%%
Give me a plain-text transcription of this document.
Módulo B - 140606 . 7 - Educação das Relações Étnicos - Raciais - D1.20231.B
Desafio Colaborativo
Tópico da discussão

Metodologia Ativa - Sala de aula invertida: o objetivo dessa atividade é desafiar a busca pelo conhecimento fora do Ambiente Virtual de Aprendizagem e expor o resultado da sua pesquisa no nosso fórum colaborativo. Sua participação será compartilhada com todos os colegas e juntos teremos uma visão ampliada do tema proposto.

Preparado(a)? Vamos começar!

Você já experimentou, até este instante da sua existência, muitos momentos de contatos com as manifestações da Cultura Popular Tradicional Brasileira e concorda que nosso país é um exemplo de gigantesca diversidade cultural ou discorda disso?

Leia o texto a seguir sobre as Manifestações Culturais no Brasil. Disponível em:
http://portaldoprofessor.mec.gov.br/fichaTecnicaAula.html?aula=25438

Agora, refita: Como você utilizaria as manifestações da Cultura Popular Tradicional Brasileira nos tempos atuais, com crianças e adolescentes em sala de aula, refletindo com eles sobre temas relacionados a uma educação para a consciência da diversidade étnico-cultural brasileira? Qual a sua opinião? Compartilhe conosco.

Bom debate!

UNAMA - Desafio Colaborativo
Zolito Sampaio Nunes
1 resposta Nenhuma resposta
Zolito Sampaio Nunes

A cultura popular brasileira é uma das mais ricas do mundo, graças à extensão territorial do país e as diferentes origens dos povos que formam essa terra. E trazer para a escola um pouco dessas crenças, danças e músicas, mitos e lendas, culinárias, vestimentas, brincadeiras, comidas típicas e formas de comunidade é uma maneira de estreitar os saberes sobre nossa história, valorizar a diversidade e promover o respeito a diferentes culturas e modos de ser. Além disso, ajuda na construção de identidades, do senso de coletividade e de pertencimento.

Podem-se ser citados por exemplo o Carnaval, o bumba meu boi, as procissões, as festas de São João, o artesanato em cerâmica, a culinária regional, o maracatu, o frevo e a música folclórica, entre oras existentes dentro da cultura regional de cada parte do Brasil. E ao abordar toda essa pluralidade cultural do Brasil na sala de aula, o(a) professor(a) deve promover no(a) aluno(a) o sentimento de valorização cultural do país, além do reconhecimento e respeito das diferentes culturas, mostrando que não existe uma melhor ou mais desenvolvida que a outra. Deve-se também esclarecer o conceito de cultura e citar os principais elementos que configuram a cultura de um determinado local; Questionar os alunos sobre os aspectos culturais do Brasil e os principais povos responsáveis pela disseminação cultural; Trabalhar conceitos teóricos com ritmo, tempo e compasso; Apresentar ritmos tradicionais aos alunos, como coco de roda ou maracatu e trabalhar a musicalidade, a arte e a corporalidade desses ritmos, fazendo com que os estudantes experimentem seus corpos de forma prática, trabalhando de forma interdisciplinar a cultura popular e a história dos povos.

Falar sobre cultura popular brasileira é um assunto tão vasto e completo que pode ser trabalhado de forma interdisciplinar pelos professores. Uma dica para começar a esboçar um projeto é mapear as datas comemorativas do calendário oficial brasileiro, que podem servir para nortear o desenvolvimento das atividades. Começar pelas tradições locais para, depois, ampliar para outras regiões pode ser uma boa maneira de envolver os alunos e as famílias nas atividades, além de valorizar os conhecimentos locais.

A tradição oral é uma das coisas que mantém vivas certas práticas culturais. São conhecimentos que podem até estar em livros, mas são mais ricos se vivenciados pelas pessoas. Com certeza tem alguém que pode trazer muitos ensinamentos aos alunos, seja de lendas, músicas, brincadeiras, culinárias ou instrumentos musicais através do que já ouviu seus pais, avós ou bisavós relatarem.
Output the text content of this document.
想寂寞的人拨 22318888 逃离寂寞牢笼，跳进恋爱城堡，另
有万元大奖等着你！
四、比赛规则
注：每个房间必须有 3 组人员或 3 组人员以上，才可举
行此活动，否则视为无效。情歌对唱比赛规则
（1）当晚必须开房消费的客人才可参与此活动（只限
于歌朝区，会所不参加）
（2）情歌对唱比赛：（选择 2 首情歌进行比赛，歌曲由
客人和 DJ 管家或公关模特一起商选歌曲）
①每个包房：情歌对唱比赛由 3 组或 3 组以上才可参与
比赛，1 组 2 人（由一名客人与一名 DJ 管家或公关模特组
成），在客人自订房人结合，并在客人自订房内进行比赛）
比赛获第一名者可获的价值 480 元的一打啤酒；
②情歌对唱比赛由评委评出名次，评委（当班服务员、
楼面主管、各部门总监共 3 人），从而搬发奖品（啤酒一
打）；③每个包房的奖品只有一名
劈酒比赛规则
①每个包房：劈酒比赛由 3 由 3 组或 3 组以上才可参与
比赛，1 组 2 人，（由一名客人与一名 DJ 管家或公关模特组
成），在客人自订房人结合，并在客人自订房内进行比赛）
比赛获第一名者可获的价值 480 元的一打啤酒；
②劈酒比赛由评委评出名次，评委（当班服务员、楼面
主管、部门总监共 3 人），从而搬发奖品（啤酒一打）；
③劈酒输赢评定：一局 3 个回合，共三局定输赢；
%%
What this task involves :: Copy out the full listing exactly.

Response to the task ::
Give me a plain-text transcription of this document.
Módulo B - 140606 . 7 - Educação das Relações Étnicos - Raciais - D1.20231.B
Desafio Colaborativo
Tópico da discussão

Metodologia Ativa - Sala de aula invertida: o objetivo dessa atividade é desafiar a busca pelo conhecimento fora do Ambiente Virtual de Aprendizagem e expor o resultado da sua pesquisa no nosso fórum colaborativo. Sua participação será compartilhada com todos os colegas e juntos teremos uma visão ampliada do tema proposto.

Preparado(a)? Vamos começar!

Você já experimentou, até este instante da sua existência, muitos momentos de contatos com as manifestações da Cultura Popular Tradicional Brasileira e concorda que nosso país é um exemplo de gigantesca diversidade cultural ou discorda disso?

Leia o texto a seguir sobre as Manifestações Culturais no Brasil. Disponível em:
http://portaldoprofessor.mec.gov.br/fichaTecnicaAula.html?aula=25438

Agora, refita: Como você utilizaria as manifestações da Cultura Popular Tradicional Brasileira nos tempos atuais, com crianças e adolescentes em sala de aula, refletindo com eles sobre temas relacionados a uma educação para a consciência da diversidade étnico-cultural brasileira? Qual a sua opinião? Compartilhe conosco.

Bom debate!

UNAMA - Desafio Colaborativo
Zolito Sampaio Nunes
1 resposta Nenhuma resposta
Zolito Sampaio Nunes

A cultura popular brasileira é uma das mais ricas do mundo, graças à extensão territorial do país e as diferentes origens dos povos que formam essa terra. E trazer para a escola um pouco dessas crenças, danças e músicas, mitos e lendas, culinárias, vestimentas, brincadeiras, comidas típicas e formas de comunidade é uma maneira de estreitar os saberes sobre nossa história, valorizar a diversidade e promover o respeito a diferentes culturas e modos de ser. Além disso, ajuda na construção de identidades, do senso de coletividade e de pertencimento.

Podem-se ser citados por exemplo o Carnaval, o bumba meu boi, as procissões, as festas de São João, o artesanato em cerâmica, a culinária regional, o maracatu, o frevo e a música folclórica, entre oras existentes dentro da cultura regional de cada parte do Brasil. E ao abordar toda essa pluralidade cultural do Brasil na sala de aula, o(a) professor(a) deve promover no(a) aluno(a) o sentimento de valorização cultural do país, além do reconhecimento e respeito das diferentes culturas, mostrando que não existe uma melhor ou mais desenvolvida que a outra. Deve-se também esclarecer o conceito de cultura e citar os principais elementos que configuram a cultura de um determinado local; Questionar os alunos sobre os aspectos culturais do Brasil e os principais povos responsáveis pela disseminação cultural; Trabalhar conceitos teóricos com ritmo, tempo e compasso; Apresentar ritmos tradicionais aos alunos, como coco de roda ou maracatu e trabalhar a musicalidade, a arte e a corporalidade desses ritmos, fazendo com que os estudantes experimentem seus corpos de forma prática, trabalhando de forma interdisciplinar a cultura popular e a história dos povos.

Falar sobre cultura popular brasileira é um assunto tão vasto e completo que pode ser trabalhado de forma interdisciplinar pelos professores. Uma dica para começar a esboçar um projeto é mapear as datas comemorativas do calendário oficial brasileiro, que podem servir para nortear o desenvolvimento das atividades. Começar pelas tradições locais para, depois, ampliar para outras regiões pode ser uma boa maneira de envolver os alunos e as famílias nas atividades, além de valorizar os conhecimentos locais.

A tradição oral é uma das coisas que mantém vivas certas práticas culturais. São conhecimentos que podem até estar em livros, mas são mais ricos se vivenciados pelas pessoas. Com certeza tem alguém que pode trazer muitos ensinamentos aos alunos, seja de lendas, músicas, brincadeiras, culinárias ou instrumentos musicais através do que já ouviu seus pais, avós ou bisavós relatarem.
Output the text content of this document.
想寂寞的人拨 22318888 逃离寂寞牢笼，跳进恋爱城堡，另
有万元大奖等着你！
四、比赛规则
注：每个房间必须有 3 组人员或 3 组人员以上，才可举
行此活动，否则视为无效。情歌对唱比赛规则
（1）当晚必须开房消费的客人才可参与此活动（只限
于歌朝区，会所不参加）
（2）情歌对唱比赛：（选择 2 首情歌进行比赛，歌曲由
客人和 DJ 管家或公关模特一起商选歌曲）
①每个包房：情歌对唱比赛由 3 组或 3 组以上才可参与
比赛，1 组 2 人（由一名客人与一名 DJ 管家或公关模特组
成），在客人自订房人结合，并在客人自订房内进行比赛）
比赛获第一名者可获的价值 480 元的一打啤酒；
②情歌对唱比赛由评委评出名次，评委（当班服务员、
楼面主管、各部门总监共 3 人），从而搬发奖品（啤酒一
打）；③每个包房的奖品只有一名
劈酒比赛规则
①每个包房：劈酒比赛由 3 由 3 组或 3 组以上才可参与
比赛，1 组 2 人，（由一名客人与一名 DJ 管家或公关模特组
成），在客人自订房人结合，并在客人自订房内进行比赛）
比赛获第一名者可获的价值 480 元的一打啤酒；
②劈酒比赛由评委评出名次，评委（当班服务员、楼面
主管、部门总监共 3 人），从而搬发奖品（啤酒一打）；
③劈酒输赢评定：一局 3 个回合，共三局定输赢；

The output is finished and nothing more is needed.